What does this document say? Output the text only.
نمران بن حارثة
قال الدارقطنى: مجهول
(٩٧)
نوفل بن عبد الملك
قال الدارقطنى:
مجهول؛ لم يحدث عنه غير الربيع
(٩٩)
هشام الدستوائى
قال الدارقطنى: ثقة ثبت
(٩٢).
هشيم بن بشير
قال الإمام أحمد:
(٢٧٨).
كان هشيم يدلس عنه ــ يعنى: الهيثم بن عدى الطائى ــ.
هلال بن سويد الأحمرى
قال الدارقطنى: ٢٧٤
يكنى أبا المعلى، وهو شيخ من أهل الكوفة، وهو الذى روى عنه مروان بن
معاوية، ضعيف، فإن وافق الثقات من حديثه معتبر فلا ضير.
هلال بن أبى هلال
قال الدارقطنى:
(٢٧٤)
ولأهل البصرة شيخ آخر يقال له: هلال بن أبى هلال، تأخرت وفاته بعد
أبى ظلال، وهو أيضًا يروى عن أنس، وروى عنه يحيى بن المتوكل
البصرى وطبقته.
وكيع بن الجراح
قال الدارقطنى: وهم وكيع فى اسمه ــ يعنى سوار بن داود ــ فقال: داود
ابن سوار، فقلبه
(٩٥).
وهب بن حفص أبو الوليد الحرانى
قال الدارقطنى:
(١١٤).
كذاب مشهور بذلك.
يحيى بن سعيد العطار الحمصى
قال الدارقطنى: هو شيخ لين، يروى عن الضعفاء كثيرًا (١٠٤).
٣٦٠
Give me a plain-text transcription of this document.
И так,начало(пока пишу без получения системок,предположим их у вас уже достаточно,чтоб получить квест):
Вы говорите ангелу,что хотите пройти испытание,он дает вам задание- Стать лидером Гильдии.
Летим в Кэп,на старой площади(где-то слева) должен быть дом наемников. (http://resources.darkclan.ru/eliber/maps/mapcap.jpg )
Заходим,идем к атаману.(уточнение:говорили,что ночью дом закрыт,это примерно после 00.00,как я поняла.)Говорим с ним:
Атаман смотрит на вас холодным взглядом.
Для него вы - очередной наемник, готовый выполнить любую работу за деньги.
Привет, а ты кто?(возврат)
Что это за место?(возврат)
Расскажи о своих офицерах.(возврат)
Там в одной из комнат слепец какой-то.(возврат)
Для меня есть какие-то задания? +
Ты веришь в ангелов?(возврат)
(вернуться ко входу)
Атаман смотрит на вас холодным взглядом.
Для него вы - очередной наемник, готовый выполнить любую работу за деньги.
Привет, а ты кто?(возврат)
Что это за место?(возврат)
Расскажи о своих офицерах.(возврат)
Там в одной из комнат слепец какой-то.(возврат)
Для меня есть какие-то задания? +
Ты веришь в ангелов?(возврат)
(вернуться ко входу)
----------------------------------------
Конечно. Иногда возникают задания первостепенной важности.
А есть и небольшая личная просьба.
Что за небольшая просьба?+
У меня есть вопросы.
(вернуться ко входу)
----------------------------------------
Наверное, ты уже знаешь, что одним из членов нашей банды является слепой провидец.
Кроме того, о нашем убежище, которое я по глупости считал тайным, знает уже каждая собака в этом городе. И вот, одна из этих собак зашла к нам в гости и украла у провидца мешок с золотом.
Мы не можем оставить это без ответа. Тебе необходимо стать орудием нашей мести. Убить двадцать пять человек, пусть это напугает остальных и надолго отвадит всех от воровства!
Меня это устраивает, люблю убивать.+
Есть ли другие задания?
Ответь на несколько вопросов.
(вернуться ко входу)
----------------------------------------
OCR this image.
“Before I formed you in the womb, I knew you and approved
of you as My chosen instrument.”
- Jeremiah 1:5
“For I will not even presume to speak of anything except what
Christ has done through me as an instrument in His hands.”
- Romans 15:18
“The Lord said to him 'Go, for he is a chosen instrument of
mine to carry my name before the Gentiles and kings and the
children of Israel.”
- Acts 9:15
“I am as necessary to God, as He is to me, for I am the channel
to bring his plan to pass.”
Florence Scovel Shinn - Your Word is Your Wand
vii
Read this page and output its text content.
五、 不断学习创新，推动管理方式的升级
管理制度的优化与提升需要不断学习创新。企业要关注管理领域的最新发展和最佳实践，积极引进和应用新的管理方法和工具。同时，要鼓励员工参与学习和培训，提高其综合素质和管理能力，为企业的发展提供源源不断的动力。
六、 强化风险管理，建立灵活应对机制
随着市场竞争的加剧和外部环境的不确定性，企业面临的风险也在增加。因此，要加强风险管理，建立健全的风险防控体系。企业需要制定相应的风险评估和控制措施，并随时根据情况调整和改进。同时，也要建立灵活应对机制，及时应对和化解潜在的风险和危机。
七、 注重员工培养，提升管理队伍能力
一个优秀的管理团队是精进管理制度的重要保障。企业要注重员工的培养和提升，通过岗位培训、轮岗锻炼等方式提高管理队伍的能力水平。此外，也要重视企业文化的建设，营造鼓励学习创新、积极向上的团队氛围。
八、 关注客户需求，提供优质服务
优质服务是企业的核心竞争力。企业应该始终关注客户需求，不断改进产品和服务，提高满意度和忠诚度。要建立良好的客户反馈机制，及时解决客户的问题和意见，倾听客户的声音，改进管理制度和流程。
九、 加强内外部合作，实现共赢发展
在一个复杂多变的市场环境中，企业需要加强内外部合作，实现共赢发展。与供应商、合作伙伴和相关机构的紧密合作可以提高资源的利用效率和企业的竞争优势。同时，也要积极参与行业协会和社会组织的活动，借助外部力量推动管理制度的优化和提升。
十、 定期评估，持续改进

* **What the task requires**: Take the data above and return it exactly.

* **Solution to the problem**:
What does this document say? Output the text only.
نمران بن حارثة
قال الدارقطنى: مجهول
(٩٧)
نوفل بن عبد الملك
قال الدارقطنى:
مجهول؛ لم يحدث عنه غير الربيع
(٩٩)
هشام الدستوائى
قال الدارقطنى: ثقة ثبت
(٩٢).
هشيم بن بشير
قال الإمام أحمد:
(٢٧٨).
كان هشيم يدلس عنه ــ يعنى: الهيثم بن عدى الطائى ــ.
هلال بن سويد الأحمرى
قال الدارقطنى: ٢٧٤
يكنى أبا المعلى، وهو شيخ من أهل الكوفة، وهو الذى روى عنه مروان بن
معاوية، ضعيف، فإن وافق الثقات من حديثه معتبر فلا ضير.
هلال بن أبى هلال
قال الدارقطنى:
(٢٧٤)
ولأهل البصرة شيخ آخر يقال له: هلال بن أبى هلال، تأخرت وفاته بعد
أبى ظلال، وهو أيضًا يروى عن أنس، وروى عنه يحيى بن المتوكل
البصرى وطبقته.
وكيع بن الجراح
قال الدارقطنى: وهم وكيع فى اسمه ــ يعنى سوار بن داود ــ فقال: داود
ابن سوار، فقلبه
(٩٥).
وهب بن حفص أبو الوليد الحرانى
قال الدارقطنى:
(١١٤).
كذاب مشهور بذلك.
يحيى بن سعيد العطار الحمصى
قال الدارقطنى: هو شيخ لين، يروى عن الضعفاء كثيرًا (١٠٤).
٣٦٠
Give me a plain-text transcription of this document.
И так,начало(пока пишу без получения системок,предположим их у вас уже достаточно,чтоб получить квест):
Вы говорите ангелу,что хотите пройти испытание,он дает вам задание- Стать лидером Гильдии.
Летим в Кэп,на старой площади(где-то слева) должен быть дом наемников. (http://resources.darkclan.ru/eliber/maps/mapcap.jpg )
Заходим,идем к атаману.(уточнение:говорили,что ночью дом закрыт,это примерно после 00.00,как я поняла.)Говорим с ним:
Атаман смотрит на вас холодным взглядом.
Для него вы - очередной наемник, готовый выполнить любую работу за деньги.
Привет, а ты кто?(возврат)
Что это за место?(возврат)
Расскажи о своих офицерах.(возврат)
Там в одной из комнат слепец какой-то.(возврат)
Для меня есть какие-то задания? +
Ты веришь в ангелов?(возврат)
(вернуться ко входу)
Атаман смотрит на вас холодным взглядом.
Для него вы - очередной наемник, готовый выполнить любую работу за деньги.
Привет, а ты кто?(возврат)
Что это за место?(возврат)
Расскажи о своих офицерах.(возврат)
Там в одной из комнат слепец какой-то.(возврат)
Для меня есть какие-то задания? +
Ты веришь в ангелов?(возврат)
(вернуться ко входу)
----------------------------------------
Конечно. Иногда возникают задания первостепенной важности.
А есть и небольшая личная просьба.
Что за небольшая просьба?+
У меня есть вопросы.
(вернуться ко входу)
----------------------------------------
Наверное, ты уже знаешь, что одним из членов нашей банды является слепой провидец.
Кроме того, о нашем убежище, которое я по глупости считал тайным, знает уже каждая собака в этом городе. И вот, одна из этих собак зашла к нам в гости и украла у провидца мешок с золотом.
Мы не можем оставить это без ответа. Тебе необходимо стать орудием нашей мести. Убить двадцать пять человек, пусть это напугает остальных и надолго отвадит всех от воровства!
Меня это устраивает, люблю убивать.+
Есть ли другие задания?
Ответь на несколько вопросов.
(вернуться ко входу)
----------------------------------------
OCR this image.
“Before I formed you in the womb, I knew you and approved
of you as My chosen instrument.”
- Jeremiah 1:5
“For I will not even presume to speak of anything except what
Christ has done through me as an instrument in His hands.”
- Romans 15:18
“The Lord said to him 'Go, for he is a chosen instrument of
mine to carry my name before the Gentiles and kings and the
children of Israel.”
- Acts 9:15
“I am as necessary to God, as He is to me, for I am the channel
to bring his plan to pass.”
Florence Scovel Shinn - Your Word is Your Wand
vii
Read this page and output its text content.
五、 不断学习创新，推动管理方式的升级
管理制度的优化与提升需要不断学习创新。企业要关注管理领域的最新发展和最佳实践，积极引进和应用新的管理方法和工具。同时，要鼓励员工参与学习和培训，提高其综合素质和管理能力，为企业的发展提供源源不断的动力。
六、 强化风险管理，建立灵活应对机制
随着市场竞争的加剧和外部环境的不确定性，企业面临的风险也在增加。因此，要加强风险管理，建立健全的风险防控体系。企业需要制定相应的风险评估和控制措施，并随时根据情况调整和改进。同时，也要建立灵活应对机制，及时应对和化解潜在的风险和危机。
七、 注重员工培养，提升管理队伍能力
一个优秀的管理团队是精进管理制度的重要保障。企业要注重员工的培养和提升，通过岗位培训、轮岗锻炼等方式提高管理队伍的能力水平。此外，也要重视企业文化的建设，营造鼓励学习创新、积极向上的团队氛围。
八、 关注客户需求，提供优质服务
优质服务是企业的核心竞争力。企业应该始终关注客户需求，不断改进产品和服务，提高满意度和忠诚度。要建立良好的客户反馈机制，及时解决客户的问题和意见，倾听客户的声音，改进管理制度和流程。
九、 加强内外部合作，实现共赢发展
在一个复杂多变的市场环境中，企业需要加强内外部合作，实现共赢发展。与供应商、合作伙伴和相关机构的紧密合作可以提高资源的利用效率和企业的竞争优势。同时，也要积极参与行业协会和社会组织的活动，借助外部力量推动管理制度的优化和提升。
十、 定期评估，持续改进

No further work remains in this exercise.